_Page_

Le Grec Appien dit encore[16] qu'Amilcar se jeta sur la péninsule sans avoir, au préalable, obtenu l'agrément de son gouvernement à cet égard, et le grave Heeren répète ce dire[17]. Mais il est difficile de croire que le réorganisateur de l'armée se soit ainsi embarqué à l'insu de la γερουσία. Celle-ci, à peu près perdue dans l'opinion publique, mais ne se résignant pas encore à sa chute, n'avait aucun intérêt à retenir à Carthage le chef avoué de l'opposition Barcine. Quant au peuple, qui, de longue date, connaissait les richesses de l'Espagne, et comptait sur les libéralités du généreux Bou-Baraka, il ne songeait guère à s'opposer à son départ.

_Consigne écrite 1_
Répondez brièvement, d'après le passage sur Amilcar :
(a) Selon Appien, sans avoir obtenu quoi Amilcar se jeta-t-il sur la péninsule ?
(b) Quel auteur répète ce dire d'Appien ?
(c) Sur quoi le peuple comptait-il de la part de Bou-Baraka ?
_Consigne écrite 2_
Reproduisez fidèlement le passage sur Amilcar, depuis « Le Grec Appien » jusqu'à « à son départ. » inclus.
_Consigne écrite 3_
Condensez en quelques phrases le paragraphe du passage sur Amilcar qui commence par « Le Grec Appien dit encore », en conservant ses faits essentiels.
Les items placés ci-après n'ont aucun lien avec le passage sur Amilcar.

_Enregistrements extraits_
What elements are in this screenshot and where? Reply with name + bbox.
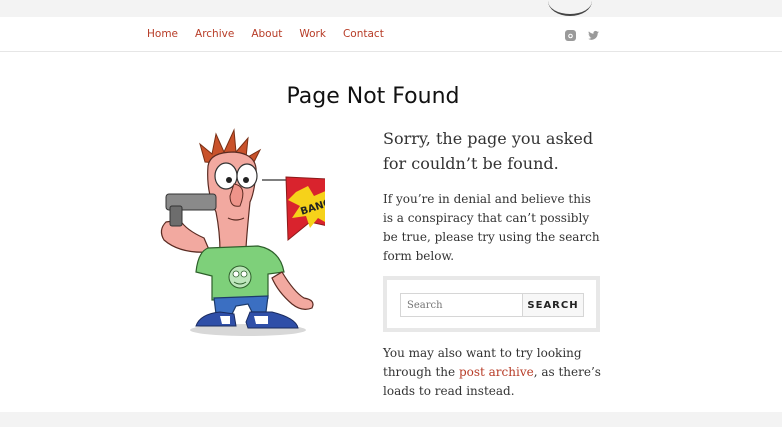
instagram-icon[interactable] (564, 27, 577, 41)
nav-contact[interactable]: Contact (343, 28, 384, 40)
search-form: SEARCH (383, 276, 600, 332)
not-found-content: Sorry, the page you asked for couldn’t b… (383, 126, 603, 401)
archive-hint: You may also want to try looking through… (383, 344, 603, 401)
body-text: If you’re in denial and believe this is … (383, 192, 600, 263)
nav-home[interactable]: Home (147, 28, 178, 40)
nav-work[interactable]: Work (299, 28, 326, 40)
nav-archive[interactable]: Archive (195, 28, 234, 40)
nav-about[interactable]: About (251, 28, 282, 40)
not-found-illustration: BANG! (150, 122, 351, 342)
logo-edge (548, 0, 592, 16)
search-input[interactable] (400, 293, 522, 317)
lead-text: Sorry, the page you asked for couldn’t b… (383, 129, 594, 173)
post-archive-link[interactable]: post archive (459, 365, 534, 379)
top-strip (0, 0, 782, 17)
main-nav: Home Archive About Work Contact (147, 17, 401, 51)
search-button[interactable]: SEARCH (522, 293, 584, 317)
navbar: Home Archive About Work Contact (0, 17, 782, 52)
page-title: Page Not Found (286, 84, 460, 109)
footer-strip (0, 412, 782, 427)
twitter-icon[interactable] (587, 27, 600, 40)
social-links (564, 27, 600, 41)
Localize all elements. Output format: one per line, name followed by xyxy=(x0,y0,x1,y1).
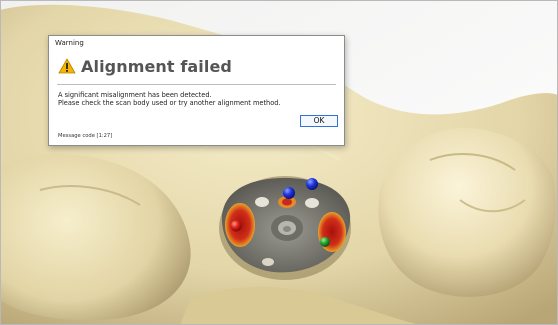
message-code: Message code [1:27] xyxy=(58,133,113,139)
warning-triangle-icon xyxy=(58,58,76,74)
warning-dialog: Warning Alignment failed A significant m… xyxy=(48,35,345,146)
marker-green xyxy=(320,237,330,247)
dialog-message: A significant misalignment has been dete… xyxy=(58,91,281,107)
marker-blue-2 xyxy=(306,178,318,190)
dialog-heading: Alignment failed xyxy=(81,56,232,76)
dialog-message-line-1: A significant misalignment has been dete… xyxy=(58,91,212,99)
marker-blue-1 xyxy=(283,187,295,199)
ok-button[interactable]: OK xyxy=(300,115,338,127)
dialog-separator xyxy=(57,84,336,85)
dialog-message-line-2: Please check the scan body used or try a… xyxy=(58,99,281,107)
dialog-window-title: Warning xyxy=(55,39,84,47)
marker-red xyxy=(230,220,242,232)
dialog-heading-row: Alignment failed xyxy=(58,55,232,77)
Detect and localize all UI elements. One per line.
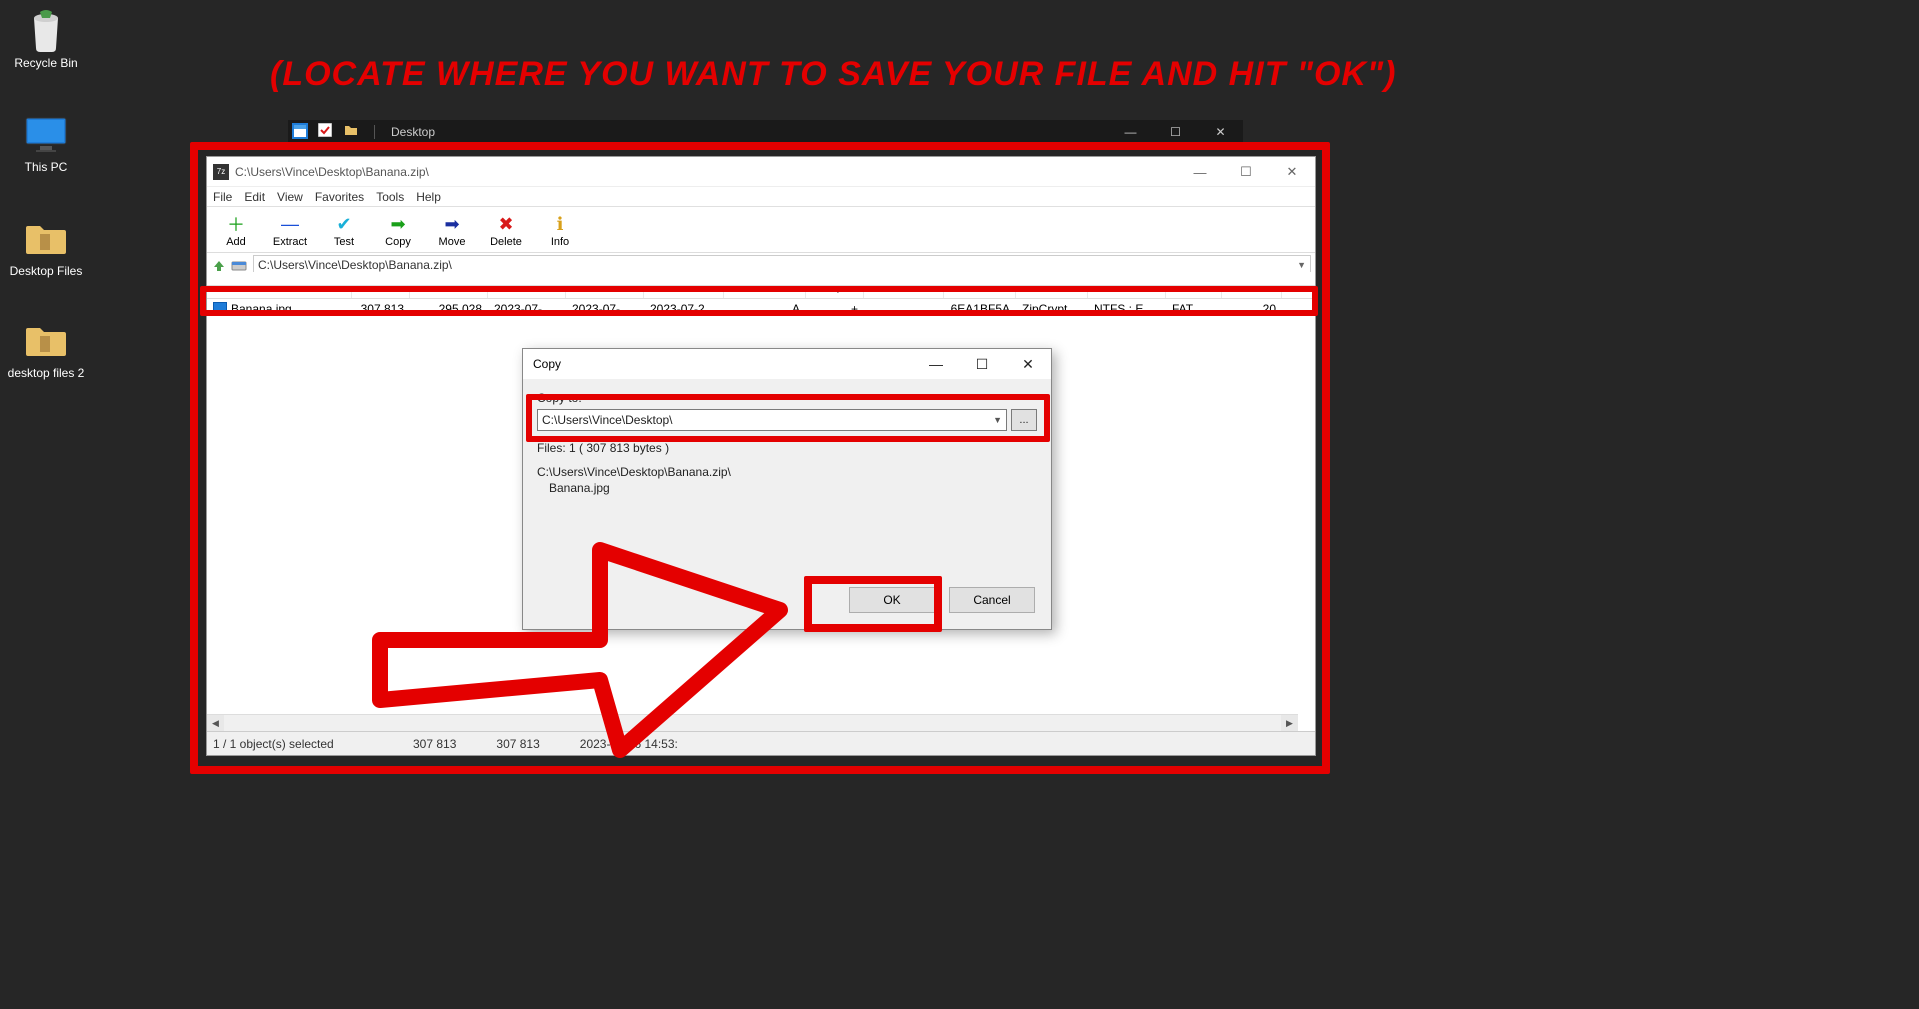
maximize-button[interactable]: ☐ <box>1153 120 1198 144</box>
this-pc-icon[interactable]: This PC <box>6 112 86 174</box>
annotation-ok-outline <box>804 576 942 632</box>
desktop-files-2-folder-icon[interactable]: desktop files 2 <box>6 318 86 380</box>
recycle-bin-label: Recycle Bin <box>6 56 86 70</box>
folder-icon <box>24 216 68 260</box>
annotation-arrow-icon <box>360 520 810 800</box>
minimize-button[interactable]: — <box>1108 120 1153 144</box>
header-obscured-strip <box>207 272 1315 286</box>
desktop-files-label: Desktop Files <box>6 264 86 278</box>
checkbox-icon <box>318 123 336 141</box>
desktop-files-folder-icon[interactable]: Desktop Files <box>6 216 86 278</box>
explorer-app-icon <box>292 123 310 141</box>
folder-icon <box>24 318 68 362</box>
explorer-title: Desktop <box>391 125 435 139</box>
close-button[interactable]: ✕ <box>1198 120 1243 144</box>
separator <box>374 125 375 139</box>
monitor-icon <box>24 112 68 156</box>
annotation-dest-outline <box>526 394 1050 442</box>
trash-icon <box>24 8 68 52</box>
annotation-text: (LOCATE WHERE YOU WANT TO SAVE YOUR FILE… <box>270 55 1396 94</box>
background-explorer-titlebar: Desktop — ☐ ✕ <box>288 120 1243 144</box>
this-pc-label: This PC <box>6 160 86 174</box>
folder-small-icon <box>344 123 362 141</box>
desktop-files-2-label: desktop files 2 <box>6 366 86 380</box>
recycle-bin-icon[interactable]: Recycle Bin <box>6 8 86 70</box>
annotation-filerow-outline <box>200 286 1318 316</box>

_Réponse attendue 1_
(a) L'agrément de son gouvernement à cet égard.
(b) Heeren.
(c) Sur les libéralités du généreux Bou-Baraka.

_Réponse attendue 2_
Le Grec Appien dit encore[16] qu'Amilcar se jeta sur la péninsule sans avoir, au préalable, obtenu l'agrément de son gouvernement à cet égard, et le grave Heeren répète ce dire[17]. Mais il est difficile de croire que le réorganisateur de l'armée se soit ainsi embarqué à l'insu de la γερουσία. Celle-ci, à peu près perdue dans l'opinion publique, mais ne se résignant pas encore à sa chute, n'avait aucun intérêt à retenir à Carthage le chef avoué de l'opposition Barcine. Quant au peuple, qui, de longue date, connaissait les richesses de l'Espagne, et comptait sur les libéralités du généreux Bou-Baraka, il ne songeait guère à s'opposer à son départ.

_Réponse attendue 3_
Selon Appien, suivi par Heeren, Amilcar se serait jeté sur la péninsule sans l'agrément de son gouvernement. Il est pourtant difficile de croire que le réorganisateur de l'armée se soit embarqué à l'insu de la γερουσία. Presque perdue dans l'opinion publique, celle-ci n'avait aucun intérêt à retenir à Carthage le chef avoué de l'opposition Barcine. Quant au peuple, qui connaissait les richesses de l'Espagne et comptait sur les libéralités de Bou-Baraka, il ne songeait guère à s'opposer à son départ.